[Lines of data]

-=-=-=-=-

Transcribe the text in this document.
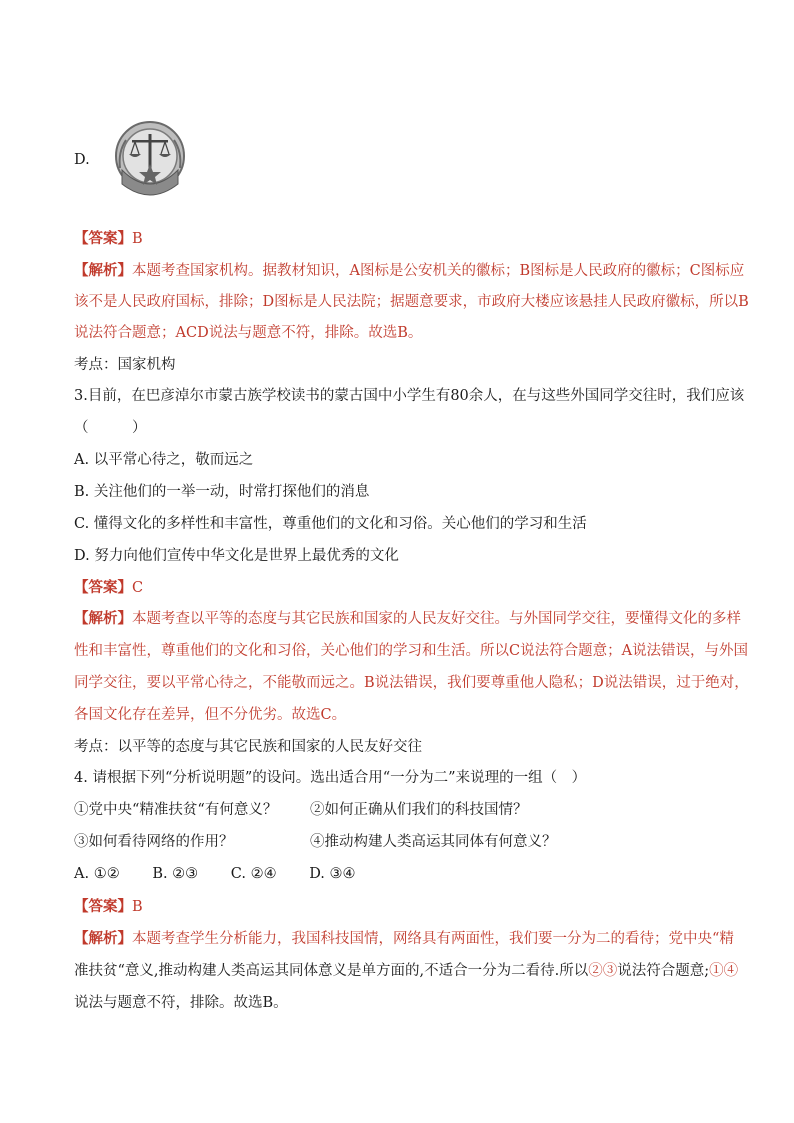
D.
【答案】B
【解析】本题考查国家机构。据教材知识，A图标是公安机关的徽标；B图标是人民政府的徽标；C图标应
该不是人民政府国标，排除；D图标是人民法院；据题意要求，市政府大楼应该悬挂人民政府徽标，所以B
说法符合题意；ACD说法与题意不符，排除。故选B。
考点：国家机构
3.目前，在巴彦淖尔市蒙古族学校读书的蒙古国中小学生有80余人，在与这些外国同学交往时，我们应该
（　　　）
A. 以平常心待之，敬而远之
B. 关注他们的一举一动，时常打探他们的消息
C. 懂得文化的多样性和丰富性，尊重他们的文化和习俗。关心他们的学习和生活
D. 努力向他们宣传中华文化是世界上最优秀的文化
【答案】C
【解析】本题考查以平等的态度与其它民族和国家的人民友好交往。与外国同学交往，要懂得文化的多样
性和丰富性，尊重他们的文化和习俗，关心他们的学习和生活。所以C说法符合题意；A说法错误，与外国
同学交往，要以平常心待之，不能敬而远之。B说法错误，我们要尊重他人隐私；D说法错误，过于绝对，
各国文化存在差异，但不分优劣。故选C。
考点：以平等的态度与其它民族和国家的人民友好交往
4. 请根据下列“分析说明题”的设问。选出适合用“一分为二”来说理的一组（　）
①党中央“精准扶贫“有何意义？ ②如何正确从们我们的科技国情？
③如何看待网络的作用？	④推动构建人类高运其同体有何意义？
A. ①② B. ②③ C. ②④ D. ③④
【答案】B
【解析】本题考查学生分析能力，我国科技国情，网络具有两面性，我们要一分为二的看待；党中央“精
准扶贫“意义,推动构建人类高运其同体意义是单方面的,不适合一分为二看待.所以②③说法符合题意;①④
说法与题意不符，排除。故选B。
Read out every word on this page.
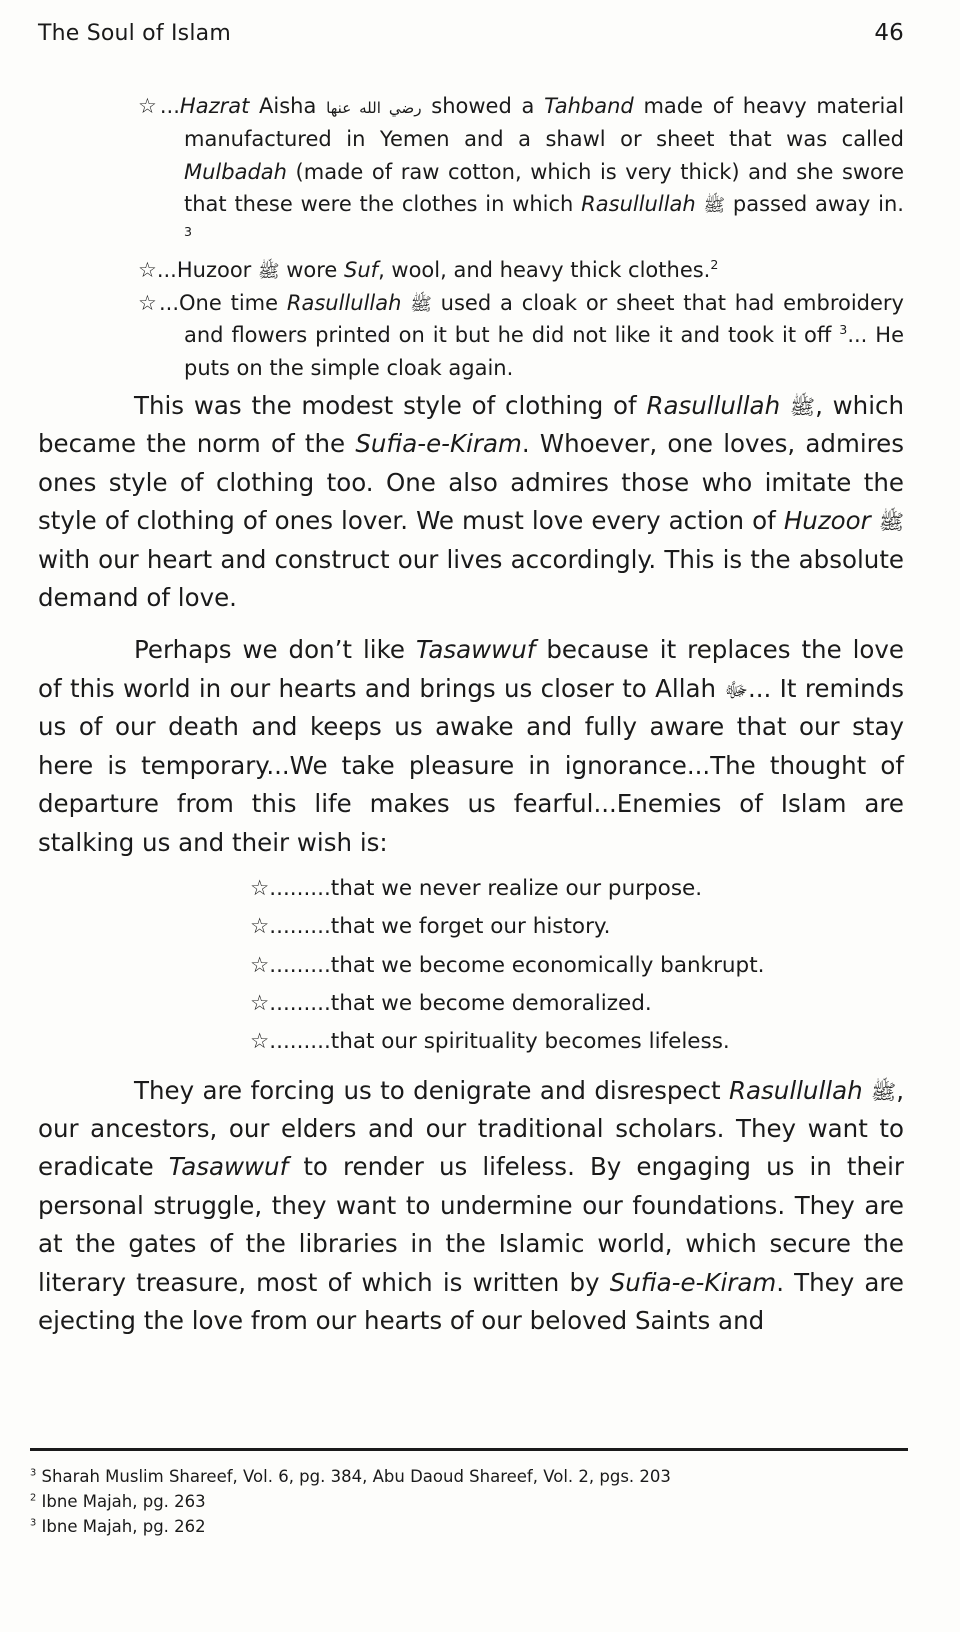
The Soul of Islam	46

☆...Hazrat Aisha رضي الله عنها showed a Tahband made of heavy material manufactured in Yemen and a shawl or sheet that was called Mulbadah (made of raw cotton, which is very thick) and she swore that these were the clothes in which Rasullullah ﷺ passed away in. $^3$

☆...Huzoor ﷺ wore Suf, wool, and heavy thick clothes.$^2$

☆...One time Rasullullah ﷺ used a cloak or sheet that had embroidery and flowers printed on it but he did not like it and took it off $^3$... He puts on the simple cloak again.

This was the modest style of clothing of Rasullullah ﷺ, which became the norm of the Sufia-e-Kiram. Whoever, one loves, admires ones style of clothing too. One also admires those who imitate the style of clothing of ones lover. We must love every action of Huzoor ﷺ with our heart and construct our lives accordingly. This is the absolute demand of love.

Perhaps we don’t like Tasawwuf because it replaces the love of this world in our hearts and brings us closer to Allah ﷻ... It reminds us of our death and keeps us awake and fully aware that our stay here is temporary...We take pleasure in ignorance...The thought of departure from this life makes us fearful...Enemies of Islam are stalking us and their wish is:

☆.........that we never realize our purpose.
☆.........that we forget our history.
☆.........that we become economically bankrupt.
☆.........that we become demoralized.
☆.........that our spirituality becomes lifeless.

They are forcing us to denigrate and disrespect Rasullullah ﷺ, our ancestors, our elders and our traditional scholars. They want to eradicate Tasawwuf to render us lifeless. By engaging us in their personal struggle, they want to undermine our foundations. They are at the gates of the libraries in the Islamic world, which secure the literary treasure, most of which is written by Sufia-e-Kiram. They are ejecting the love from our hearts of our beloved Saints and

$^3$ Sharah Muslim Shareef, Vol. 6, pg. 384, Abu Daoud Shareef, Vol. 2, pgs. 203

$^2$ Ibne Majah, pg. 263

$^3$ Ibne Majah, pg. 262
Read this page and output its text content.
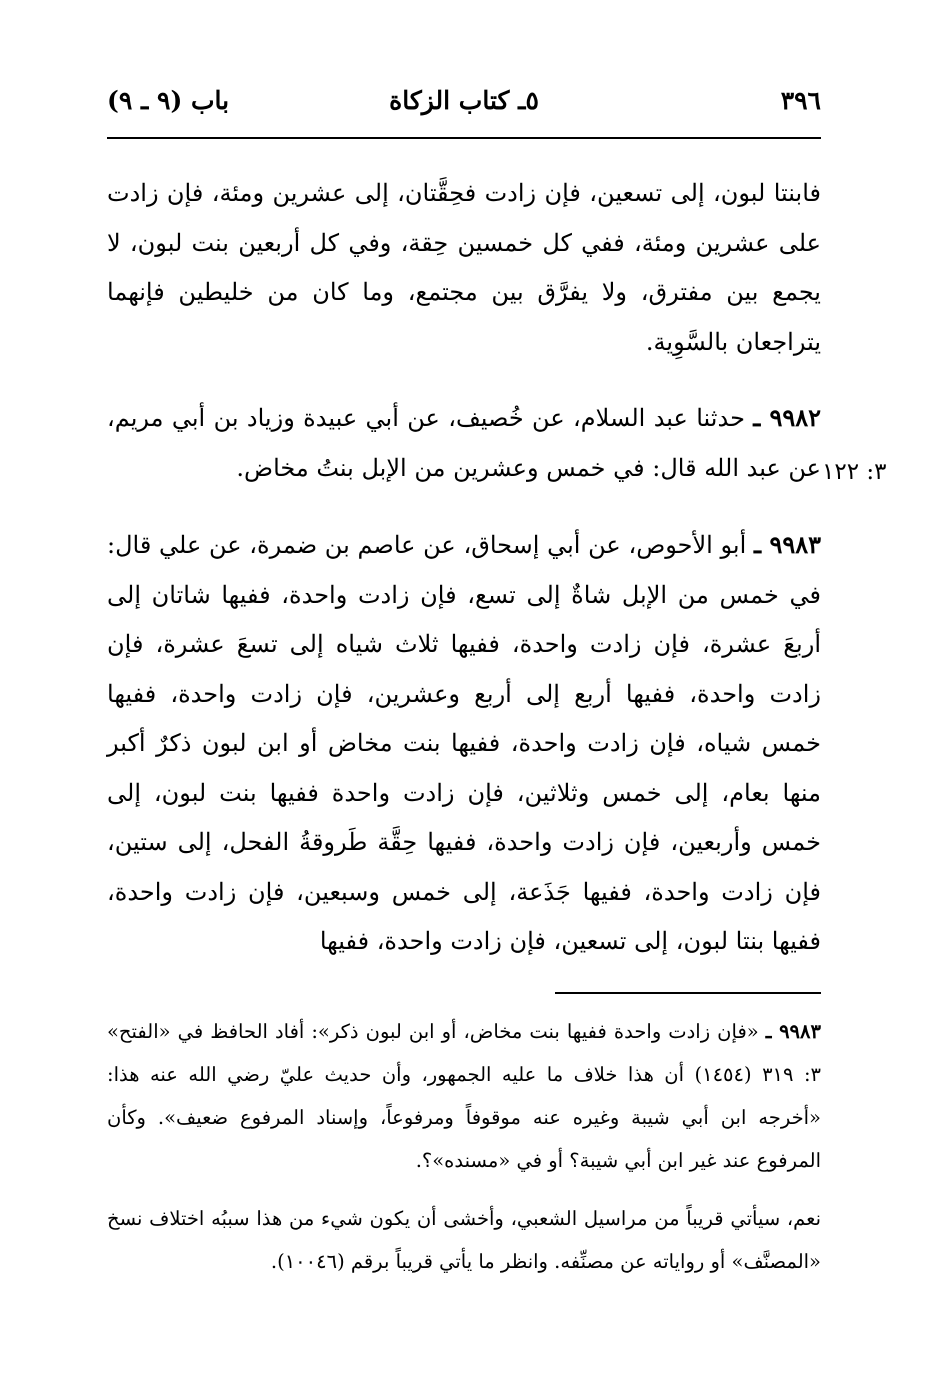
٣٩٦
٥ـ كتاب الزكاة
باب (٩ ـ ٩)

فابنتا لبون، إلى تسعين، فإن زادت فحِقَّتان، إلى عشرين ومئة، فإن زادت على عشرين ومئة، ففي كل خمسين حِقة، وفي كل أربعين بنت لبون، لا يجمع بين مفترق، ولا يفرَّق بين مجتمع، وما كان من خليطين فإنهما يتراجعان بالسَّوِية.

٩٩٨٢ ـ حدثنا عبد السلام، عن خُصيف، عن أبي عبيدة وزياد بن أبي مريم، عن عبد الله قال: في خمس وعشرين من الإبل بنتُ مخاض. ٣: ١٢٢

٩٩٨٣ ـ أبو الأحوص، عن أبي إسحاق، عن عاصم بن ضمرة، عن علي قال: في خمس من الإبل شاةٌ إلى تسع، فإن زادت واحدة، ففيها شاتان إلى أربعَ عشرة، فإن زادت واحدة، ففيها ثلاث شياه إلى تسعَ عشرة، فإن زادت واحدة، ففيها أربع إلى أربع وعشرين، فإن زادت واحدة، ففيها خمس شياه، فإن زادت واحدة، ففيها بنت مخاض أو ابن لبون ذكرٌ أكبر منها بعام، إلى خمس وثلاثين، فإن زادت واحدة ففيها بنت لبون، إلى خمس وأربعين، فإن زادت واحدة، ففيها حِقَّة طَروقةُ الفحل، إلى ستين، فإن زادت واحدة، ففيها جَذَعة، إلى خمس وسبعين، فإن زادت واحدة، ففيها بنتا لبون، إلى تسعين، فإن زادت واحدة، ففيها

٩٩٨٣ ـ «فإن زادت واحدة ففيها بنت مخاض، أو ابن لبون ذكر»: أفاد الحافظ في «الفتح» ٣: ٣١٩ (١٤٥٤) أن هذا خلاف ما عليه الجمهور، وأن حديث عليّ رضي الله عنه هذا: «أخرجه ابن أبي شيبة وغيره عنه موقوفاً ومرفوعاً، وإسناد المرفوع ضعيف». وكأن المرفوع عند غير ابن أبي شيبة؟ أو في «مسنده»؟.

نعم، سيأتي قريباً من مراسيل الشعبي، وأخشى أن يكون شيء من هذا سببُه اختلاف نسخ «المصنَّف» أو رواياته عن مصنِّفه. وانظر ما يأتي قريباً برقم (١٠٠٤٦).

-=-=-=-=-

• Aim of the exercise: All entries are to be retyped exactly. Omit any embedded images.

• Completed exercise:
Transcribe the text in this document.
D.
【答案】B
【解析】本题考查国家机构。据教材知识，A图标是公安机关的徽标；B图标是人民政府的徽标；C图标应
该不是人民政府国标，排除；D图标是人民法院；据题意要求，市政府大楼应该悬挂人民政府徽标，所以B
说法符合题意；ACD说法与题意不符，排除。故选B。
考点：国家机构
3.目前，在巴彦淖尔市蒙古族学校读书的蒙古国中小学生有80余人，在与这些外国同学交往时，我们应该
（　　　）
A. 以平常心待之，敬而远之
B. 关注他们的一举一动，时常打探他们的消息
C. 懂得文化的多样性和丰富性，尊重他们的文化和习俗。关心他们的学习和生活
D. 努力向他们宣传中华文化是世界上最优秀的文化
【答案】C
【解析】本题考查以平等的态度与其它民族和国家的人民友好交往。与外国同学交往，要懂得文化的多样
性和丰富性，尊重他们的文化和习俗，关心他们的学习和生活。所以C说法符合题意；A说法错误，与外国
同学交往，要以平常心待之，不能敬而远之。B说法错误，我们要尊重他人隐私；D说法错误，过于绝对，
各国文化存在差异，但不分优劣。故选C。
考点：以平等的态度与其它民族和国家的人民友好交往
4. 请根据下列“分析说明题”的设问。选出适合用“一分为二”来说理的一组（　）
①党中央“精准扶贫“有何意义？ ②如何正确从们我们的科技国情？
③如何看待网络的作用？	④推动构建人类高运其同体有何意义？
A. ①② B. ②③ C. ②④ D. ③④
【答案】B
【解析】本题考查学生分析能力，我国科技国情，网络具有两面性，我们要一分为二的看待；党中央“精
准扶贫“意义,推动构建人类高运其同体意义是单方面的,不适合一分为二看待.所以②③说法符合题意;①④
说法与题意不符，排除。故选B。
Read out every word on this page.
The Soul of Islam	46

☆...Hazrat Aisha رضي الله عنها showed a Tahband made of heavy material manufactured in Yemen and a shawl or sheet that was called Mulbadah (made of raw cotton, which is very thick) and she swore that these were the clothes in which Rasullullah ﷺ passed away in. $^3$

☆...Huzoor ﷺ wore Suf, wool, and heavy thick clothes.$^2$

☆...One time Rasullullah ﷺ used a cloak or sheet that had embroidery and flowers printed on it but he did not like it and took it off $^3$... He puts on the simple cloak again.

This was the modest style of clothing of Rasullullah ﷺ, which became the norm of the Sufia-e-Kiram. Whoever, one loves, admires ones style of clothing too. One also admires those who imitate the style of clothing of ones lover. We must love every action of Huzoor ﷺ with our heart and construct our lives accordingly. This is the absolute demand of love.

Perhaps we don’t like Tasawwuf because it replaces the love of this world in our hearts and brings us closer to Allah ﷻ... It reminds us of our death and keeps us awake and fully aware that our stay here is temporary...We take pleasure in ignorance...The thought of departure from this life makes us fearful...Enemies of Islam are stalking us and their wish is:

☆.........that we never realize our purpose.
☆.........that we forget our history.
☆.........that we become economically bankrupt.
☆.........that we become demoralized.
☆.........that our spirituality becomes lifeless.

They are forcing us to denigrate and disrespect Rasullullah ﷺ, our ancestors, our elders and our traditional scholars. They want to eradicate Tasawwuf to render us lifeless. By engaging us in their personal struggle, they want to undermine our foundations. They are at the gates of the libraries in the Islamic world, which secure the literary treasure, most of which is written by Sufia-e-Kiram. They are ejecting the love from our hearts of our beloved Saints and

$^3$ Sharah Muslim Shareef, Vol. 6, pg. 384, Abu Daoud Shareef, Vol. 2, pgs. 203

$^2$ Ibne Majah, pg. 263

$^3$ Ibne Majah, pg. 262
Read this page and output its text content.
٣٩٦
٥ـ كتاب الزكاة
باب (٩ ـ ٩)

فابنتا لبون، إلى تسعين، فإن زادت فحِقَّتان، إلى عشرين ومئة، فإن زادت على عشرين ومئة، ففي كل خمسين حِقة، وفي كل أربعين بنت لبون، لا يجمع بين مفترق، ولا يفرَّق بين مجتمع، وما كان من خليطين فإنهما يتراجعان بالسَّوِية.

٩٩٨٢ ـ حدثنا عبد السلام، عن خُصيف، عن أبي عبيدة وزياد بن أبي مريم، عن عبد الله قال: في خمس وعشرين من الإبل بنتُ مخاض. ٣: ١٢٢

٩٩٨٣ ـ أبو الأحوص، عن أبي إسحاق، عن عاصم بن ضمرة، عن علي قال: في خمس من الإبل شاةٌ إلى تسع، فإن زادت واحدة، ففيها شاتان إلى أربعَ عشرة، فإن زادت واحدة، ففيها ثلاث شياه إلى تسعَ عشرة، فإن زادت واحدة، ففيها أربع إلى أربع وعشرين، فإن زادت واحدة، ففيها خمس شياه، فإن زادت واحدة، ففيها بنت مخاض أو ابن لبون ذكرٌ أكبر منها بعام، إلى خمس وثلاثين، فإن زادت واحدة ففيها بنت لبون، إلى خمس وأربعين، فإن زادت واحدة، ففيها حِقَّة طَروقةُ الفحل، إلى ستين، فإن زادت واحدة، ففيها جَذَعة، إلى خمس وسبعين، فإن زادت واحدة، ففيها بنتا لبون، إلى تسعين، فإن زادت واحدة، ففيها

٩٩٨٣ ـ «فإن زادت واحدة ففيها بنت مخاض، أو ابن لبون ذكر»: أفاد الحافظ في «الفتح» ٣: ٣١٩ (١٤٥٤) أن هذا خلاف ما عليه الجمهور، وأن حديث عليّ رضي الله عنه هذا: «أخرجه ابن أبي شيبة وغيره عنه موقوفاً ومرفوعاً، وإسناد المرفوع ضعيف». وكأن المرفوع عند غير ابن أبي شيبة؟ أو في «مسنده»؟.

نعم، سيأتي قريباً من مراسيل الشعبي، وأخشى أن يكون شيء من هذا سببُه اختلاف نسخ «المصنَّف» أو رواياته عن مصنِّفه. وانظر ما يأتي قريباً برقم (١٠٠٤٦).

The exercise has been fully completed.